Write out the full listing again, exactly as it stands.
— START RECORDS FOR THIS TASK —
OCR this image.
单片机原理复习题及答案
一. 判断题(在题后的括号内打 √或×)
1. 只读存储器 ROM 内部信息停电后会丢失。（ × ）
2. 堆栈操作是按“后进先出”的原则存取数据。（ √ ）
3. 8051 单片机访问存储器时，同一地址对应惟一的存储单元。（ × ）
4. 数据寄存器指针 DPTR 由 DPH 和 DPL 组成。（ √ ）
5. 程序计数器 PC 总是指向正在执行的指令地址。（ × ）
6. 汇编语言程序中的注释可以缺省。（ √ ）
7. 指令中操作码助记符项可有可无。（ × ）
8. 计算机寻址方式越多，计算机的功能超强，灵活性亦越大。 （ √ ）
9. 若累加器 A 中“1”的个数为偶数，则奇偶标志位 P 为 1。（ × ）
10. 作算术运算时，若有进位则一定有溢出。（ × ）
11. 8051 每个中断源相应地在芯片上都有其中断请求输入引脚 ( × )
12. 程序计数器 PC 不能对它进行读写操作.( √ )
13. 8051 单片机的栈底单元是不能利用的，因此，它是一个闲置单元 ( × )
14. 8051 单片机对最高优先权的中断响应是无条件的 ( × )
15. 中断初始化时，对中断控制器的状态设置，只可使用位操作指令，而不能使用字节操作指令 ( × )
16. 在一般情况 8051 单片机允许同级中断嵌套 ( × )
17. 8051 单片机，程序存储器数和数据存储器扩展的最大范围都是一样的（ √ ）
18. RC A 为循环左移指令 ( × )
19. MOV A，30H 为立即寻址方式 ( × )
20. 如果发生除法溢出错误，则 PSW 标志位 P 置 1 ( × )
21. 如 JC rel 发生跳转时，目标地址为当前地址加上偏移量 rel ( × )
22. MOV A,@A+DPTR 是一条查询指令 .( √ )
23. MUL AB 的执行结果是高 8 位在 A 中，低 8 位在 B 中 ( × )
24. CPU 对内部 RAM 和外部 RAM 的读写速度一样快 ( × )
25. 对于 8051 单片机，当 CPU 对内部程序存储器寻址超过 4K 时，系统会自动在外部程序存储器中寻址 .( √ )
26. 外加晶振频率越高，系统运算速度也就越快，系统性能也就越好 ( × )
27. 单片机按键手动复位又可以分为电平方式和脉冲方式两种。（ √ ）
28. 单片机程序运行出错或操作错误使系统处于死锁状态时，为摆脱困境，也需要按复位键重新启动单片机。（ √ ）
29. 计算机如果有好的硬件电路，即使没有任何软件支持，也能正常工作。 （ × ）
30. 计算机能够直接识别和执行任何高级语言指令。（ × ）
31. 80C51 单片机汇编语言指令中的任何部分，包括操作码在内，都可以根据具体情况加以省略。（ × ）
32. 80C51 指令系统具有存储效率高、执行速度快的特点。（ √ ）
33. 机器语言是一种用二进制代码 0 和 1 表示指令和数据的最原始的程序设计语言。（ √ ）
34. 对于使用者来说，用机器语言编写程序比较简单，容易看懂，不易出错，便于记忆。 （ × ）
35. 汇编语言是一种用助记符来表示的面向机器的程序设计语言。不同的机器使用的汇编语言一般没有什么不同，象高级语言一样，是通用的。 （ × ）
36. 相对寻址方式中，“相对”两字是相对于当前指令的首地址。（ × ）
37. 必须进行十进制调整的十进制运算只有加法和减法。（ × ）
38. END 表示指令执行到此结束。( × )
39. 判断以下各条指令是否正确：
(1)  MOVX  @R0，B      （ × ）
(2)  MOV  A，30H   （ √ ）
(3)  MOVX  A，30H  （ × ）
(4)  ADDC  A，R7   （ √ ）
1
— END RECORDS FOR THIS TASK —
**EXERCISE ANSWER**
OCR this image.
单片机原理复习题及答案
一. 判断题(在题后的括号内打 √或×)
1. 只读存储器 ROM 内部信息停电后会丢失。（ × ）
2. 堆栈操作是按“后进先出”的原则存取数据。（ √ ）
3. 8051 单片机访问存储器时，同一地址对应惟一的存储单元。（ × ）
4. 数据寄存器指针 DPTR 由 DPH 和 DPL 组成。（ √ ）
5. 程序计数器 PC 总是指向正在执行的指令地址。（ × ）
6. 汇编语言程序中的注释可以缺省。（ √ ）
7. 指令中操作码助记符项可有可无。（ × ）
8. 计算机寻址方式越多，计算机的功能超强，灵活性亦越大。 （ √ ）
9. 若累加器 A 中“1”的个数为偶数，则奇偶标志位 P 为 1。（ × ）
10. 作算术运算时，若有进位则一定有溢出。（ × ）
11. 8051 每个中断源相应地在芯片上都有其中断请求输入引脚 ( × )
12. 程序计数器 PC 不能对它进行读写操作.( √ )
13. 8051 单片机的栈底单元是不能利用的，因此，它是一个闲置单元 ( × )
14. 8051 单片机对最高优先权的中断响应是无条件的 ( × )
15. 中断初始化时，对中断控制器的状态设置，只可使用位操作指令，而不能使用字节操作指令 ( × )
16. 在一般情况 8051 单片机允许同级中断嵌套 ( × )
17. 8051 单片机，程序存储器数和数据存储器扩展的最大范围都是一样的（ √ ）
18. RC A 为循环左移指令 ( × )
19. MOV A，30H 为立即寻址方式 ( × )
20. 如果发生除法溢出错误，则 PSW 标志位 P 置 1 ( × )
21. 如 JC rel 发生跳转时，目标地址为当前地址加上偏移量 rel ( × )
22. MOV A,@A+DPTR 是一条查询指令 .( √ )
23. MUL AB 的执行结果是高 8 位在 A 中，低 8 位在 B 中 ( × )
24. CPU 对内部 RAM 和外部 RAM 的读写速度一样快 ( × )
25. 对于 8051 单片机，当 CPU 对内部程序存储器寻址超过 4K 时，系统会自动在外部程序存储器中寻址 .( √ )
26. 外加晶振频率越高，系统运算速度也就越快，系统性能也就越好 ( × )
27. 单片机按键手动复位又可以分为电平方式和脉冲方式两种。（ √ ）
28. 单片机程序运行出错或操作错误使系统处于死锁状态时，为摆脱困境，也需要按复位键重新启动单片机。（ √ ）
29. 计算机如果有好的硬件电路，即使没有任何软件支持，也能正常工作。 （ × ）
30. 计算机能够直接识别和执行任何高级语言指令。（ × ）
31. 80C51 单片机汇编语言指令中的任何部分，包括操作码在内，都可以根据具体情况加以省略。（ × ）
32. 80C51 指令系统具有存储效率高、执行速度快的特点。（ √ ）
33. 机器语言是一种用二进制代码 0 和 1 表示指令和数据的最原始的程序设计语言。（ √ ）
34. 对于使用者来说，用机器语言编写程序比较简单，容易看懂，不易出错，便于记忆。 （ × ）
35. 汇编语言是一种用助记符来表示的面向机器的程序设计语言。不同的机器使用的汇编语言一般没有什么不同，象高级语言一样，是通用的。 （ × ）
36. 相对寻址方式中，“相对”两字是相对于当前指令的首地址。（ × ）
37. 必须进行十进制调整的十进制运算只有加法和减法。（ × ）
38. END 表示指令执行到此结束。( × )
39. 判断以下各条指令是否正确：
(1)  MOVX  @R0，B      （ × ）
(2)  MOV  A，30H   （ √ ）
(3)  MOVX  A，30H  （ × ）
(4)  ADDC  A，R7   （ √ ）
1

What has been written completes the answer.